▶ [GIVEN ENTRIES]:
--- BEGIN ---
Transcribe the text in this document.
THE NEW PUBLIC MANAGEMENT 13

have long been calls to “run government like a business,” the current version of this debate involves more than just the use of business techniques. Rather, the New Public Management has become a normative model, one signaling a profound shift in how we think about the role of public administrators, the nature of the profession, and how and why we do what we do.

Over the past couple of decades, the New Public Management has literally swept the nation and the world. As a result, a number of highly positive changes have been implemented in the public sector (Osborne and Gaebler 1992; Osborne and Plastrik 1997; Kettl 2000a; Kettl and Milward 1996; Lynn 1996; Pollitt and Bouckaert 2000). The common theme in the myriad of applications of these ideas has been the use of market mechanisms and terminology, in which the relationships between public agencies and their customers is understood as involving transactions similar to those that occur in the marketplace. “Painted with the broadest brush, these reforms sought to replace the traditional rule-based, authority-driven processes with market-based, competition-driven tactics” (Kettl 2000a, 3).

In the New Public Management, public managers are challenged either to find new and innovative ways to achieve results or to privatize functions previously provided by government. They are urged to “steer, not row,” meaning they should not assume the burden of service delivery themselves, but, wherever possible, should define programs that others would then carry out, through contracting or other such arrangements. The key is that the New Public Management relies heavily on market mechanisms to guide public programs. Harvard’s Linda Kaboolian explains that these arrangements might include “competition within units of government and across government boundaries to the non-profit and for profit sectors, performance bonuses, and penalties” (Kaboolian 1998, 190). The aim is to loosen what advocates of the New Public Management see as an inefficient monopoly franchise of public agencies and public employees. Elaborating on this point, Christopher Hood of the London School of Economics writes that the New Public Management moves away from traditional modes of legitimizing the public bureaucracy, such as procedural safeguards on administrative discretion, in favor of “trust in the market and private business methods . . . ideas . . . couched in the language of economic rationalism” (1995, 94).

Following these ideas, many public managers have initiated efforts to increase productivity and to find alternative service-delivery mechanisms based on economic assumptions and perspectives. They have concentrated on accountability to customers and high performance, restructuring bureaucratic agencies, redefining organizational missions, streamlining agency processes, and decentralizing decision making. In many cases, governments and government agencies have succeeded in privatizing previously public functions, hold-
--- END ---
Each line above must be printed exactly as it appears.

▶ [RESULT]:
Transcribe the text in this document.
THE NEW PUBLIC MANAGEMENT 13

have long been calls to “run government like a business,” the current version of this debate involves more than just the use of business techniques. Rather, the New Public Management has become a normative model, one signaling a profound shift in how we think about the role of public administrators, the nature of the profession, and how and why we do what we do.

Over the past couple of decades, the New Public Management has literally swept the nation and the world. As a result, a number of highly positive changes have been implemented in the public sector (Osborne and Gaebler 1992; Osborne and Plastrik 1997; Kettl 2000a; Kettl and Milward 1996; Lynn 1996; Pollitt and Bouckaert 2000). The common theme in the myriad of applications of these ideas has been the use of market mechanisms and terminology, in which the relationships between public agencies and their customers is understood as involving transactions similar to those that occur in the marketplace. “Painted with the broadest brush, these reforms sought to replace the traditional rule-based, authority-driven processes with market-based, competition-driven tactics” (Kettl 2000a, 3).

In the New Public Management, public managers are challenged either to find new and innovative ways to achieve results or to privatize functions previously provided by government. They are urged to “steer, not row,” meaning they should not assume the burden of service delivery themselves, but, wherever possible, should define programs that others would then carry out, through contracting or other such arrangements. The key is that the New Public Management relies heavily on market mechanisms to guide public programs. Harvard’s Linda Kaboolian explains that these arrangements might include “competition within units of government and across government boundaries to the non-profit and for profit sectors, performance bonuses, and penalties” (Kaboolian 1998, 190). The aim is to loosen what advocates of the New Public Management see as an inefficient monopoly franchise of public agencies and public employees. Elaborating on this point, Christopher Hood of the London School of Economics writes that the New Public Management moves away from traditional modes of legitimizing the public bureaucracy, such as procedural safeguards on administrative discretion, in favor of “trust in the market and private business methods . . . ideas . . . couched in the language of economic rationalism” (1995, 94).

Following these ideas, many public managers have initiated efforts to increase productivity and to find alternative service-delivery mechanisms based on economic assumptions and perspectives. They have concentrated on accountability to customers and high performance, restructuring bureaucratic agencies, redefining organizational missions, streamlining agency processes, and decentralizing decision making. In many cases, governments and government agencies have succeeded in privatizing previously public functions, hold-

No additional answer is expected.